▸ **TEXT TO READ**:
:::::

NEW/EMERGING LEADER OF THE YEAR

MNN Awards: Hansen revamps junior explorer

Greenstone showing potential due to strong leadership

 Greenstone managing director Chris Hansen at Burbanks

Greenstone managing director Chris Hansen at Burbanks

Its success has been led by managing director Chris Hansen.

Hansen was appointed as MD and CEO of what was then known as Barra Resources in May 2021.

The New Zealand-born geologist was looking for new opportunities early last year after returning to Perth from a five-year stint with private equity firm Appian Capital in London.

"I reviewed a whole host of different opportunities, most of which were valued at multiples of Greenstone Resources, or Barra Resources, as the company was called at the time," Hansen told MNN.

"On some advice, I took a closer look at Barra and leveraging my due diligence skill set, very much formed a differential view on the assets Barra had at the time, and I think they were assets that the market had largely ignored for the last 10 years."

Those assets include the high-grade Burbanks gold project, outside Coolgardie, and the Mt Thirsty cobalt-nickel joint venture with Conico, near Norseman.

Barra had suffered from a lack of cash, direction and leadership.

So much so that when it was announced that Hansen was joining the company he got multiple texts and emails questioning his decision.

"I sort of explained to them that having reviewed well over 500 different mineral and mining projects over the past eight or nine years, you start to get a sense of what works and what doesn't work," he said.

:::::

(Spatial annotation records)
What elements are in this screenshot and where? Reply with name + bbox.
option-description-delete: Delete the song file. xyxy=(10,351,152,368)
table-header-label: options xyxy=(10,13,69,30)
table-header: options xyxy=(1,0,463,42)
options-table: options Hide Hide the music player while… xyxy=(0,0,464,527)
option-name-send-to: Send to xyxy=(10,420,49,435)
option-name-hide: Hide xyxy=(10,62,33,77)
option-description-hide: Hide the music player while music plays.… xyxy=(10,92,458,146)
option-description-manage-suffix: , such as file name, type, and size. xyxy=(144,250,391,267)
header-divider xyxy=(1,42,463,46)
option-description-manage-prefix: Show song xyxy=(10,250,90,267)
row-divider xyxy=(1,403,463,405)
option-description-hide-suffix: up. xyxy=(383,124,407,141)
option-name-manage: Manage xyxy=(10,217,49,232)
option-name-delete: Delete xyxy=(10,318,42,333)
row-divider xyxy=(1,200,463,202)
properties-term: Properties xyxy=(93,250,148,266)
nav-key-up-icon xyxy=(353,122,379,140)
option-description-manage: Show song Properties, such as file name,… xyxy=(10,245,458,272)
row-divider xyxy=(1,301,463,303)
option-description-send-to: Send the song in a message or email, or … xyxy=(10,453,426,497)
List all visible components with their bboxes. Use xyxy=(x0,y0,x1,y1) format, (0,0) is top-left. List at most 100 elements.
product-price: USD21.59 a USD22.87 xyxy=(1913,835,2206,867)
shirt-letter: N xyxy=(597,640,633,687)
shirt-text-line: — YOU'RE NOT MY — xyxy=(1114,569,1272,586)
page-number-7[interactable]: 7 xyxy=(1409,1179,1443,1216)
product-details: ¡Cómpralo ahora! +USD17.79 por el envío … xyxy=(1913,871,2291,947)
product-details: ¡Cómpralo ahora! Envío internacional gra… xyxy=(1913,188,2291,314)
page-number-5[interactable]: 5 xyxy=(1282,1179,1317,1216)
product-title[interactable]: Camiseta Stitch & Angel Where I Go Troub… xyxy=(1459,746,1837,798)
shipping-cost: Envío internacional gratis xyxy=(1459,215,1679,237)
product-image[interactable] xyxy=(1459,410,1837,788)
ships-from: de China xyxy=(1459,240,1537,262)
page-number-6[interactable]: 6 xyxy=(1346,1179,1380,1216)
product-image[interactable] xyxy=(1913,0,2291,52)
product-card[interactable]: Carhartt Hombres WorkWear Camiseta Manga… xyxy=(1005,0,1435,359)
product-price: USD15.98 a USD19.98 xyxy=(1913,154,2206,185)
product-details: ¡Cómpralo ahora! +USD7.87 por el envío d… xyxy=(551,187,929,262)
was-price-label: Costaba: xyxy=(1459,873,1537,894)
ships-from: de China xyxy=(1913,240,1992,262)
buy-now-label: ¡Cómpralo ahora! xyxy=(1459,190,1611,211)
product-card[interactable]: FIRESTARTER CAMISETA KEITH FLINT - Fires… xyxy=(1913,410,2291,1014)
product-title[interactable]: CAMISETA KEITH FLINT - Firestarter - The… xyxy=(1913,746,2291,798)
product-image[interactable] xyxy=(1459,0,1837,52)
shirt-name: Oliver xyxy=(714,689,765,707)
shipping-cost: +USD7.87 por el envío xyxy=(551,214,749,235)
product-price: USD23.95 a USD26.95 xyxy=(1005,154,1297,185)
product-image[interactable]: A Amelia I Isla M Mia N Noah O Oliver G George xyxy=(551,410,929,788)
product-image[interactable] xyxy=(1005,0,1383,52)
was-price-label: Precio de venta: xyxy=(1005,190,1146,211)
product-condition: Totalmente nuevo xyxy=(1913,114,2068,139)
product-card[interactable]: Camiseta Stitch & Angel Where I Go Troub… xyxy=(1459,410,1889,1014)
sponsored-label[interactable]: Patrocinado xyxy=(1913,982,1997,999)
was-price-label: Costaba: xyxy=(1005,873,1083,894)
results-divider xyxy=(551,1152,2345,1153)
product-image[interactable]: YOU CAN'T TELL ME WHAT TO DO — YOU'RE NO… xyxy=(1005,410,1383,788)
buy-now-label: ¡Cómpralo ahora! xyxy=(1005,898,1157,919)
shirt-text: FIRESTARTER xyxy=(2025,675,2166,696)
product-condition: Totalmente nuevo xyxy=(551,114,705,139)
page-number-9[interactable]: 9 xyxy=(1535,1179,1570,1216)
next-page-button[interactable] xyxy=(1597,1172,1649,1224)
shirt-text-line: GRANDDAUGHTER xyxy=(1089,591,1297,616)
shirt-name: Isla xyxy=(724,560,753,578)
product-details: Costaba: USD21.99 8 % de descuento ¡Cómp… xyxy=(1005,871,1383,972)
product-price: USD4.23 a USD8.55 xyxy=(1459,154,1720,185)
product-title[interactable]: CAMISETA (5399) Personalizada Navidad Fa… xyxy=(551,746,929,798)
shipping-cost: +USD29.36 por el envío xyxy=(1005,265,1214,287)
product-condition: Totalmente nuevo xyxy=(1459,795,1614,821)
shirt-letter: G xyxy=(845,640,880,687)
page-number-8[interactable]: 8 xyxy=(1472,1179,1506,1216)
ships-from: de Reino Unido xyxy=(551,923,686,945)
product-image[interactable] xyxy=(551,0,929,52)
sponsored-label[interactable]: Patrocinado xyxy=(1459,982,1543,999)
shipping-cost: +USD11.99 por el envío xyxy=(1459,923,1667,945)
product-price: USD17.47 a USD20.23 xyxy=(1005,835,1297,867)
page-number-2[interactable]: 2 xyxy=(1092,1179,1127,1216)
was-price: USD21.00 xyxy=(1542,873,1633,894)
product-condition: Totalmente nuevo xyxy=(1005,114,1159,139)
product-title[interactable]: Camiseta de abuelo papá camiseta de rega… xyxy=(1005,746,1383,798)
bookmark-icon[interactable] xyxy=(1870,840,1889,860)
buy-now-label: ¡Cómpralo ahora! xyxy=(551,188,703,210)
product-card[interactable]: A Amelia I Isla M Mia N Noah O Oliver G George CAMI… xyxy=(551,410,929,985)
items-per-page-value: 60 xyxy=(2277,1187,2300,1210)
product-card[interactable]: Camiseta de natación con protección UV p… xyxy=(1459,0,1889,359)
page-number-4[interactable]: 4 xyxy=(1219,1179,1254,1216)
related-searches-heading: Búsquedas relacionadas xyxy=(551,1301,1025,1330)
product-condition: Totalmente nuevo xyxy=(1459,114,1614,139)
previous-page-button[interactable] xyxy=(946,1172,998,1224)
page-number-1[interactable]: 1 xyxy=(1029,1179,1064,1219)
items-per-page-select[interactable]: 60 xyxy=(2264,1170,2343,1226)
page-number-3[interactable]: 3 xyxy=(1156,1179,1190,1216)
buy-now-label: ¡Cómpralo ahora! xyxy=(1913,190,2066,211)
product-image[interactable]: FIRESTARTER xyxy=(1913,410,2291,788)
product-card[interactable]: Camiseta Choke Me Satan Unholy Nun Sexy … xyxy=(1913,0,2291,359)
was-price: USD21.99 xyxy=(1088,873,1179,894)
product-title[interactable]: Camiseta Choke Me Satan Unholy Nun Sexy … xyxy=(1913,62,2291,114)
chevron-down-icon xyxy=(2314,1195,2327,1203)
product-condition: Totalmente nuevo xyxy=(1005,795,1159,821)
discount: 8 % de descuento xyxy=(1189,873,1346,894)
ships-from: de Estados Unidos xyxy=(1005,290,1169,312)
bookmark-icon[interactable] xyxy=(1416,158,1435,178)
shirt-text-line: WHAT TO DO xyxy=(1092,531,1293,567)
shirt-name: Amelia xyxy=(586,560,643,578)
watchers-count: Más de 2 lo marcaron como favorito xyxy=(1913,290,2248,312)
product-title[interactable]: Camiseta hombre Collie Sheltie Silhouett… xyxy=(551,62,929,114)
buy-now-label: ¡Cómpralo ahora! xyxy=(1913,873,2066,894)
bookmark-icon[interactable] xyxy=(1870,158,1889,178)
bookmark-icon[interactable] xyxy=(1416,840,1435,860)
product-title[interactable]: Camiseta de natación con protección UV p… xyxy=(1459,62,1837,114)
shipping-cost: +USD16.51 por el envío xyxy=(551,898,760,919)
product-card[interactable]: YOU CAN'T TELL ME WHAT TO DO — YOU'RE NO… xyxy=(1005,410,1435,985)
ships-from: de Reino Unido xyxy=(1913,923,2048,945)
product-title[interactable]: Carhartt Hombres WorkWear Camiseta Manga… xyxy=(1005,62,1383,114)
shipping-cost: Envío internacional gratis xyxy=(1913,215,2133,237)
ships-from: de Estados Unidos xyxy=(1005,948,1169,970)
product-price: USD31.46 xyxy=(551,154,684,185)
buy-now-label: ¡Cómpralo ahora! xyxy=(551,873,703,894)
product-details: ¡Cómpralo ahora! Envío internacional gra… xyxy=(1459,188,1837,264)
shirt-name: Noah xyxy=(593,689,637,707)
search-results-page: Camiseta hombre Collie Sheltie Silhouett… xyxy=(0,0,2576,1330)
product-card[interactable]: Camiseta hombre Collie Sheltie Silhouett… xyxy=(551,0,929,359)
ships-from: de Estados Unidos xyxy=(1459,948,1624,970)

:::::

▸ **REQUIREMENT 1**:
Name every town or city mentioned in the article about Chris Hansen.
▸ **REQUIREMENT 2**:
In the article about Chris Hansen, repeat everything from "NEW/EMERGING LEADER OF" down to "in May 2021.".
Rely only on the article about Chris Hansen, not on the records.

▸ **FULL ANSWER 1**:
Perth, London, Coolgardie, Norseman

▸ **FULL ANSWER 2**:
NEW/EMERGING LEADER OF THE YEAR

MNN Awards: Hansen revamps junior explorer

Greenstone showing potential due to strong leadership

 Greenstone managing director Chris Hansen at Burbanks

Greenstone managing director Chris Hansen at Burbanks

Its success has been led by managing director Chris Hansen.

Hansen was appointed as MD and CEO of what was then known as Barra Resources in May 2021.